**Stated problem:**
The data must be written out once more, precisely as given.

[Data records]
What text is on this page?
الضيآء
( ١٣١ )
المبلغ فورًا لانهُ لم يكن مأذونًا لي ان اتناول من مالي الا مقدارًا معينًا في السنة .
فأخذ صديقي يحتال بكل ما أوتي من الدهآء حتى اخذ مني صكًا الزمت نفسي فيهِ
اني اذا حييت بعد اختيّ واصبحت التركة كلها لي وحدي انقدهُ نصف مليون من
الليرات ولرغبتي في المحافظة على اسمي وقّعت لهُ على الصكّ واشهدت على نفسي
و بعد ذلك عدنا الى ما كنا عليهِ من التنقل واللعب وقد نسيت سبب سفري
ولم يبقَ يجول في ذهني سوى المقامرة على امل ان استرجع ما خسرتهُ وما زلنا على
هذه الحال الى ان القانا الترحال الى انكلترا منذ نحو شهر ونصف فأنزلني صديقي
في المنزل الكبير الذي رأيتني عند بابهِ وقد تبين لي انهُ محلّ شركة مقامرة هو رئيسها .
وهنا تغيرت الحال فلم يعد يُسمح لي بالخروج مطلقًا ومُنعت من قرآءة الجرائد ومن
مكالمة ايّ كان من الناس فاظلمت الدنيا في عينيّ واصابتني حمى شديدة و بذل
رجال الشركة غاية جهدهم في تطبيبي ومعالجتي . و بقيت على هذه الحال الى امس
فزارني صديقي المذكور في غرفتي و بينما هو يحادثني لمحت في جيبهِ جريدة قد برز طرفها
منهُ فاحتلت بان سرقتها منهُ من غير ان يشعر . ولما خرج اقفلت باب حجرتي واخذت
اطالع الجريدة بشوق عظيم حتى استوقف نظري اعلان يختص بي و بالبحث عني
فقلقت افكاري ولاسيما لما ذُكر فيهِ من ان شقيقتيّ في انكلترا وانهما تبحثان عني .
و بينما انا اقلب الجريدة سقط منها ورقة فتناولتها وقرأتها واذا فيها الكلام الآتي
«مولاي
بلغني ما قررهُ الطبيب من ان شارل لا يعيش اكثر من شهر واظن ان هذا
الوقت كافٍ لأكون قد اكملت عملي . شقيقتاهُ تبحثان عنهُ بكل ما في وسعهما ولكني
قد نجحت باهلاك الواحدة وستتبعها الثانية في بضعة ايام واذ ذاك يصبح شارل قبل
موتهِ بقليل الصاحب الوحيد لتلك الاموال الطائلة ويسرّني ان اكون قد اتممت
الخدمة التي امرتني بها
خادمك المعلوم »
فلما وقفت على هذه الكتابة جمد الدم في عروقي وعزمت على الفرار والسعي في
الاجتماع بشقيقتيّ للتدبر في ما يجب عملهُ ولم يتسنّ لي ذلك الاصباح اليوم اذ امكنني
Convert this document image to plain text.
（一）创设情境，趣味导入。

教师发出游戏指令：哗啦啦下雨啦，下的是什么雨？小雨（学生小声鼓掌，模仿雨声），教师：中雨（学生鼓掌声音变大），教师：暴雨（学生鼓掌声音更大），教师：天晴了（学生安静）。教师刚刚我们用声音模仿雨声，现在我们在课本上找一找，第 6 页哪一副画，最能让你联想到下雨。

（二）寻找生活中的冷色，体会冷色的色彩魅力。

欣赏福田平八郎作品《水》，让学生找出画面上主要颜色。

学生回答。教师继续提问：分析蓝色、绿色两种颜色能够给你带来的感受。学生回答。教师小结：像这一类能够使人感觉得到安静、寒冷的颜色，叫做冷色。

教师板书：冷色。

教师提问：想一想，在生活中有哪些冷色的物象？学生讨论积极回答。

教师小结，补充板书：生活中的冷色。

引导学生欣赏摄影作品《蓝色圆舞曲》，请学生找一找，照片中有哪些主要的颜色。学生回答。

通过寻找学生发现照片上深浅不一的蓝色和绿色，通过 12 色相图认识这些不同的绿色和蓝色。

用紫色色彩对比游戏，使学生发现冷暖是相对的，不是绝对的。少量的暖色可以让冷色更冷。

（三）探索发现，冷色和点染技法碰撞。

**Result of the exercise:**
What text is on this page?
الضيآء
( ١٣١ )
المبلغ فورًا لانهُ لم يكن مأذونًا لي ان اتناول من مالي الا مقدارًا معينًا في السنة .
فأخذ صديقي يحتال بكل ما أوتي من الدهآء حتى اخذ مني صكًا الزمت نفسي فيهِ
اني اذا حييت بعد اختيّ واصبحت التركة كلها لي وحدي انقدهُ نصف مليون من
الليرات ولرغبتي في المحافظة على اسمي وقّعت لهُ على الصكّ واشهدت على نفسي
و بعد ذلك عدنا الى ما كنا عليهِ من التنقل واللعب وقد نسيت سبب سفري
ولم يبقَ يجول في ذهني سوى المقامرة على امل ان استرجع ما خسرتهُ وما زلنا على
هذه الحال الى ان القانا الترحال الى انكلترا منذ نحو شهر ونصف فأنزلني صديقي
في المنزل الكبير الذي رأيتني عند بابهِ وقد تبين لي انهُ محلّ شركة مقامرة هو رئيسها .
وهنا تغيرت الحال فلم يعد يُسمح لي بالخروج مطلقًا ومُنعت من قرآءة الجرائد ومن
مكالمة ايّ كان من الناس فاظلمت الدنيا في عينيّ واصابتني حمى شديدة و بذل
رجال الشركة غاية جهدهم في تطبيبي ومعالجتي . و بقيت على هذه الحال الى امس
فزارني صديقي المذكور في غرفتي و بينما هو يحادثني لمحت في جيبهِ جريدة قد برز طرفها
منهُ فاحتلت بان سرقتها منهُ من غير ان يشعر . ولما خرج اقفلت باب حجرتي واخذت
اطالع الجريدة بشوق عظيم حتى استوقف نظري اعلان يختص بي و بالبحث عني
فقلقت افكاري ولاسيما لما ذُكر فيهِ من ان شقيقتيّ في انكلترا وانهما تبحثان عني .
و بينما انا اقلب الجريدة سقط منها ورقة فتناولتها وقرأتها واذا فيها الكلام الآتي
«مولاي
بلغني ما قررهُ الطبيب من ان شارل لا يعيش اكثر من شهر واظن ان هذا
الوقت كافٍ لأكون قد اكملت عملي . شقيقتاهُ تبحثان عنهُ بكل ما في وسعهما ولكني
قد نجحت باهلاك الواحدة وستتبعها الثانية في بضعة ايام واذ ذاك يصبح شارل قبل
موتهِ بقليل الصاحب الوحيد لتلك الاموال الطائلة ويسرّني ان اكون قد اتممت
الخدمة التي امرتني بها
خادمك المعلوم »
فلما وقفت على هذه الكتابة جمد الدم في عروقي وعزمت على الفرار والسعي في
الاجتماع بشقيقتيّ للتدبر في ما يجب عملهُ ولم يتسنّ لي ذلك الاصباح اليوم اذ امكنني
Convert this document image to plain text.
（一）创设情境，趣味导入。

教师发出游戏指令：哗啦啦下雨啦，下的是什么雨？小雨（学生小声鼓掌，模仿雨声），教师：中雨（学生鼓掌声音变大），教师：暴雨（学生鼓掌声音更大），教师：天晴了（学生安静）。教师刚刚我们用声音模仿雨声，现在我们在课本上找一找，第 6 页哪一副画，最能让你联想到下雨。

（二）寻找生活中的冷色，体会冷色的色彩魅力。

欣赏福田平八郎作品《水》，让学生找出画面上主要颜色。

学生回答。教师继续提问：分析蓝色、绿色两种颜色能够给你带来的感受。学生回答。教师小结：像这一类能够使人感觉得到安静、寒冷的颜色，叫做冷色。

教师板书：冷色。

教师提问：想一想，在生活中有哪些冷色的物象？学生讨论积极回答。

教师小结，补充板书：生活中的冷色。

引导学生欣赏摄影作品《蓝色圆舞曲》，请学生找一找，照片中有哪些主要的颜色。学生回答。

通过寻找学生发现照片上深浅不一的蓝色和绿色，通过 12 色相图认识这些不同的绿色和蓝色。

用紫色色彩对比游戏，使学生发现冷暖是相对的，不是绝对的。少量的暖色可以让冷色更冷。

（三）探索发现，冷色和点染技法碰撞。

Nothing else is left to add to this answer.